- What the task requires:
For this exercise, repeat all of the material verbatim apart from its images.

- Extracted data:
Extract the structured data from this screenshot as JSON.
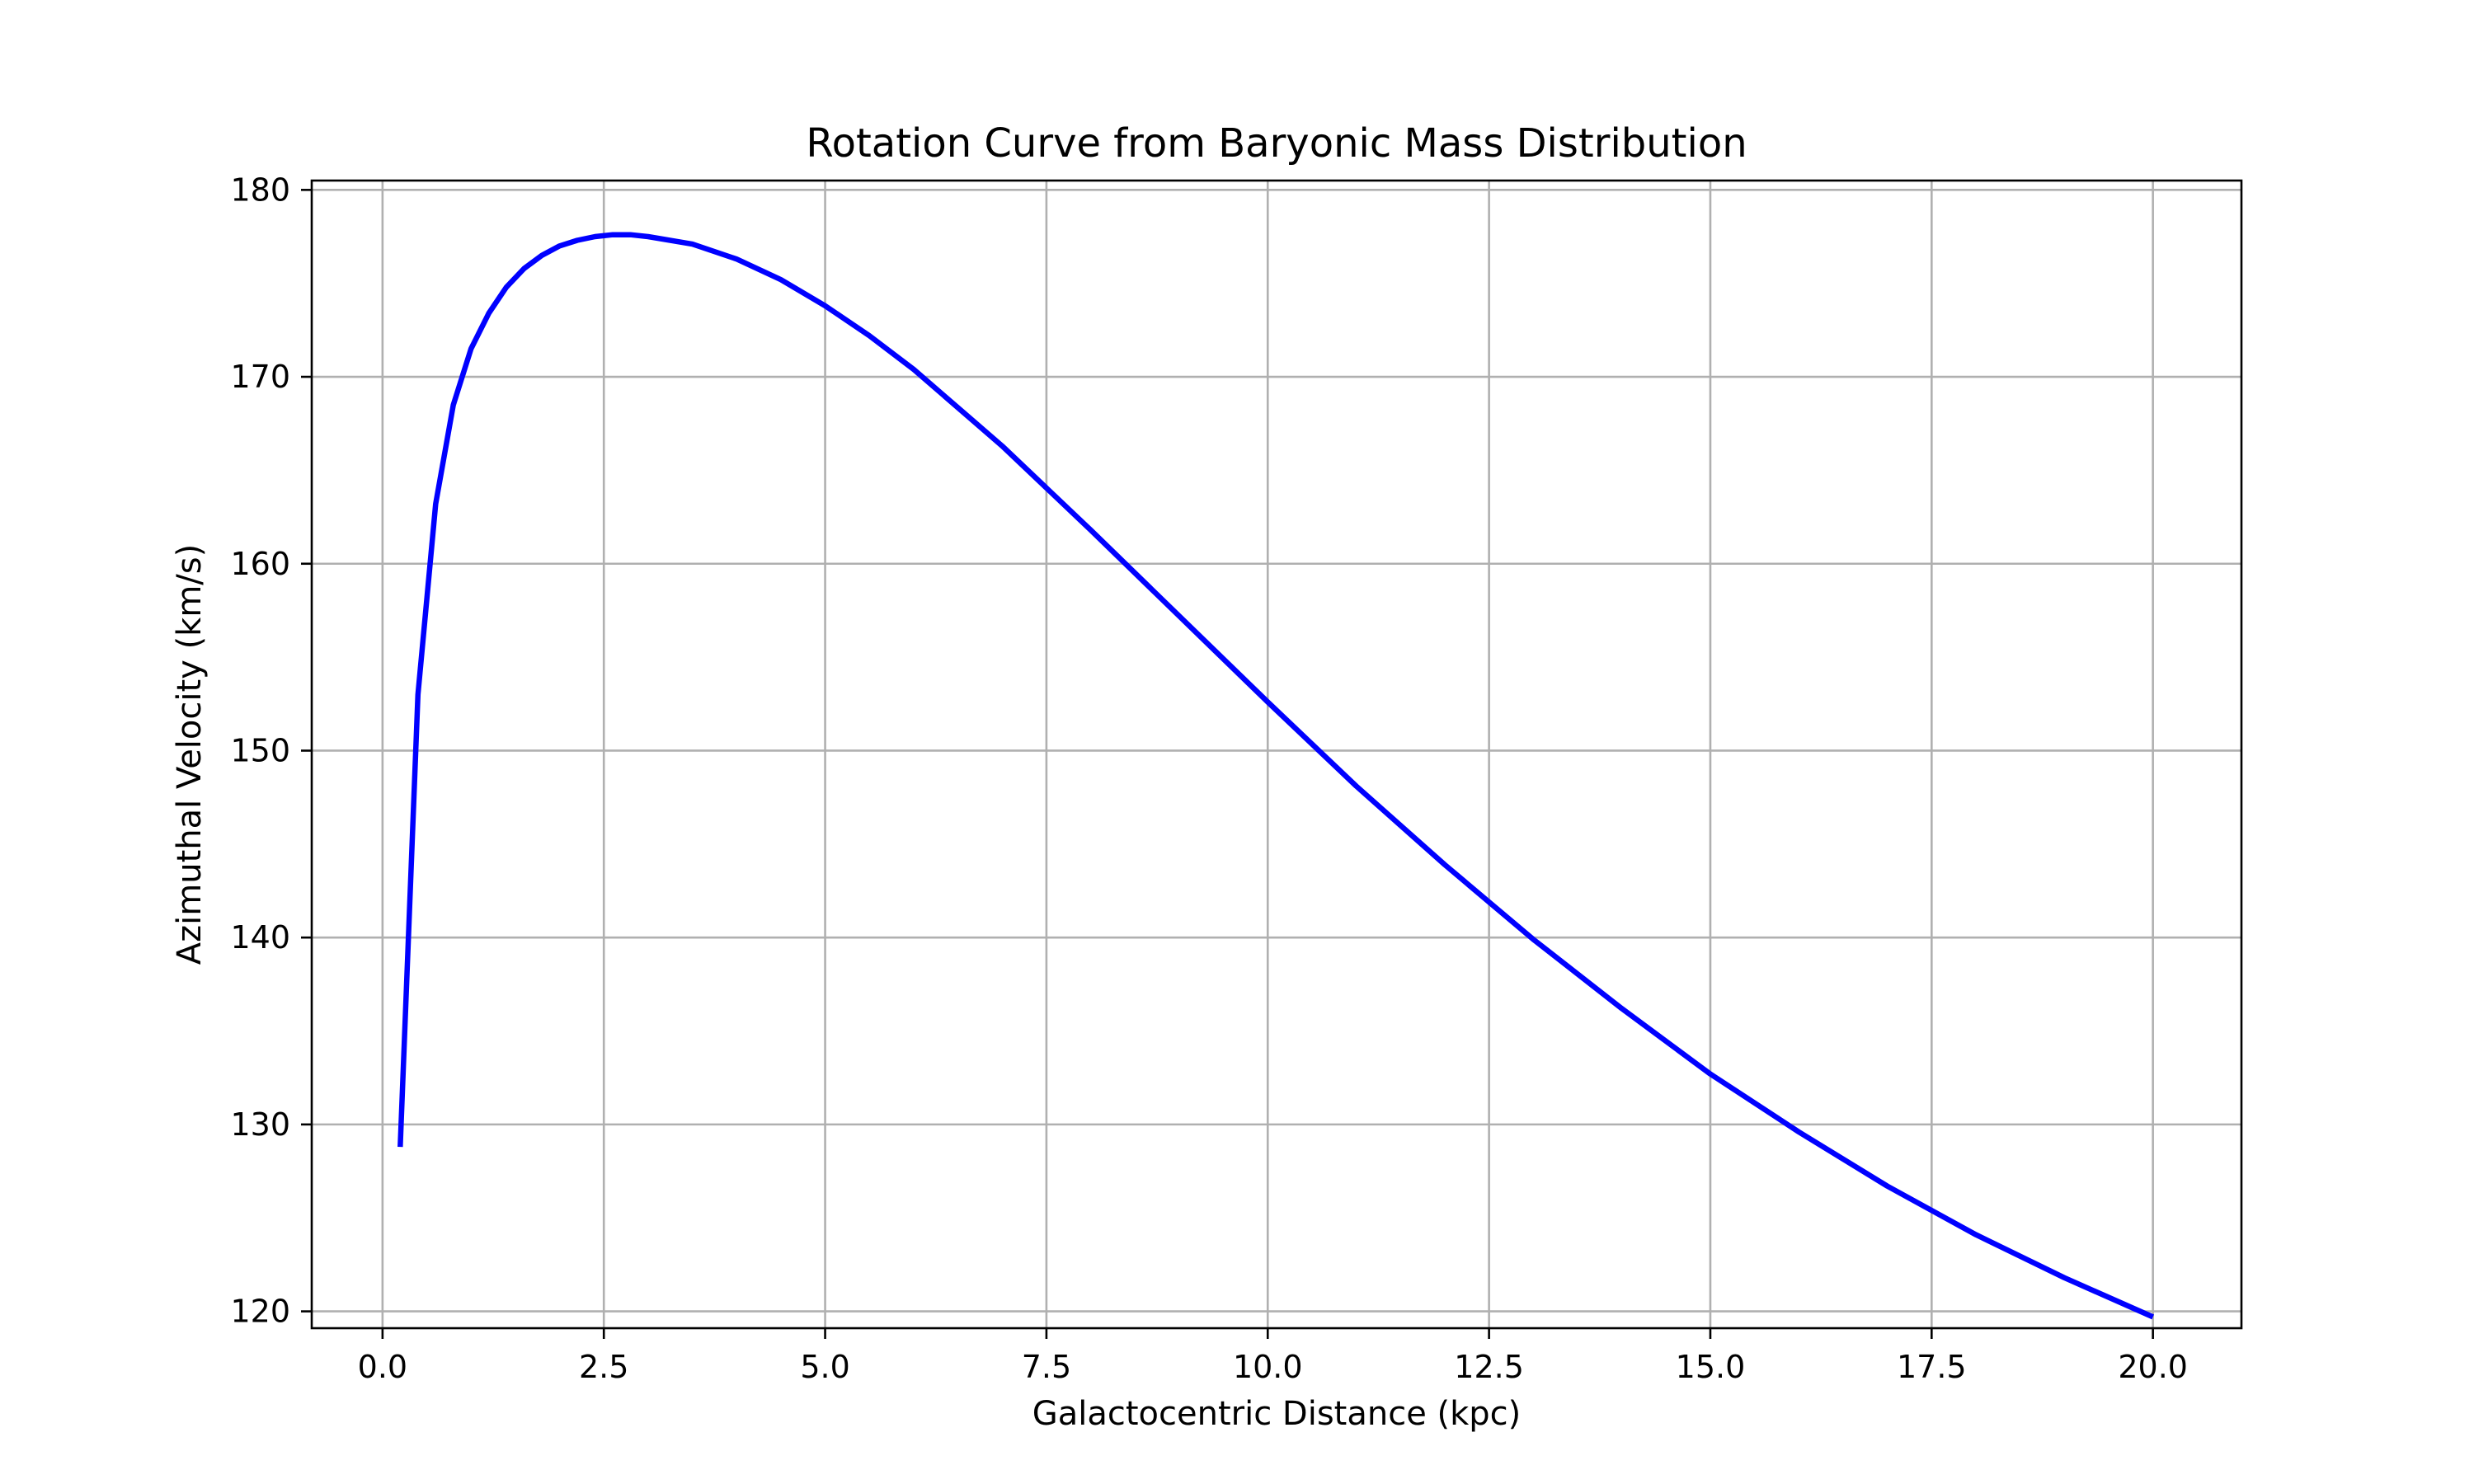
{
  "chart_data": {
    "type": "line",
    "title": "Rotation Curve from Baryonic Mass Distribution",
    "xlabel": "Galactocentric Distance (kpc)",
    "ylabel": "Azimuthal Velocity (km/s)",
    "xlim": [
      -0.8,
      21.0
    ],
    "ylim": [
      119.1,
      180.5
    ],
    "xticks": [
      0.0,
      2.5,
      5.0,
      7.5,
      10.0,
      12.5,
      15.0,
      17.5,
      20.0
    ],
    "xtick_labels": [
      "0.0",
      "2.5",
      "5.0",
      "7.5",
      "10.0",
      "12.5",
      "15.0",
      "17.5",
      "20.0"
    ],
    "yticks": [
      120,
      130,
      140,
      150,
      160,
      170,
      180
    ],
    "ytick_labels": [
      "120",
      "130",
      "140",
      "150",
      "160",
      "170",
      "180"
    ],
    "grid": true,
    "legend": "none",
    "series": [
      {
        "color": "#0000ff",
        "x": [
          0.2,
          0.4,
          0.6,
          0.8,
          1.0,
          1.2,
          1.4,
          1.6,
          1.8,
          2.0,
          2.2,
          2.4,
          2.6,
          2.8,
          3.0,
          3.5,
          4.0,
          4.5,
          5.0,
          5.5,
          6.0,
          7.0,
          8.0,
          9.0,
          10.0,
          11.0,
          12.0,
          13.0,
          14.0,
          15.0,
          16.0,
          17.0,
          18.0,
          19.0,
          20.0
        ],
        "y": [
          128.8,
          153.0,
          163.2,
          168.5,
          171.5,
          173.4,
          174.8,
          175.8,
          176.5,
          177.0,
          177.3,
          177.5,
          177.6,
          177.6,
          177.5,
          177.1,
          176.3,
          175.2,
          173.8,
          172.2,
          170.4,
          166.3,
          161.8,
          157.2,
          152.6,
          148.1,
          143.9,
          139.9,
          136.2,
          132.7,
          129.6,
          126.7,
          124.1,
          121.8,
          119.7
        ]
      }
    ]
  }
}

- Result of this exercise:
Extract the structured data from this screenshot as JSON.
{
  "chart_data": {
    "type": "line",
    "title": "Rotation Curve from Baryonic Mass Distribution",
    "xlabel": "Galactocentric Distance (kpc)",
    "ylabel": "Azimuthal Velocity (km/s)",
    "xlim": [
      -0.8,
      21.0
    ],
    "ylim": [
      119.1,
      180.5
    ],
    "xticks": [
      0.0,
      2.5,
      5.0,
      7.5,
      10.0,
      12.5,
      15.0,
      17.5,
      20.0
    ],
    "xtick_labels": [
      "0.0",
      "2.5",
      "5.0",
      "7.5",
      "10.0",
      "12.5",
      "15.0",
      "17.5",
      "20.0"
    ],
    "yticks": [
      120,
      130,
      140,
      150,
      160,
      170,
      180
    ],
    "ytick_labels": [
      "120",
      "130",
      "140",
      "150",
      "160",
      "170",
      "180"
    ],
    "grid": true,
    "legend": "none",
    "series": [
      {
        "color": "#0000ff",
        "x": [
          0.2,
          0.4,
          0.6,
          0.8,
          1.0,
          1.2,
          1.4,
          1.6,
          1.8,
          2.0,
          2.2,
          2.4,
          2.6,
          2.8,
          3.0,
          3.5,
          4.0,
          4.5,
          5.0,
          5.5,
          6.0,
          7.0,
          8.0,
          9.0,
          10.0,
          11.0,
          12.0,
          13.0,
          14.0,
          15.0,
          16.0,
          17.0,
          18.0,
          19.0,
          20.0
        ],
        "y": [
          128.8,
          153.0,
          163.2,
          168.5,
          171.5,
          173.4,
          174.8,
          175.8,
          176.5,
          177.0,
          177.3,
          177.5,
          177.6,
          177.6,
          177.5,
          177.1,
          176.3,
          175.2,
          173.8,
          172.2,
          170.4,
          166.3,
          161.8,
          157.2,
          152.6,
          148.1,
          143.9,
          139.9,
          136.2,
          132.7,
          129.6,
          126.7,
          124.1,
          121.8,
          119.7
        ]
      }
    ]
  }
}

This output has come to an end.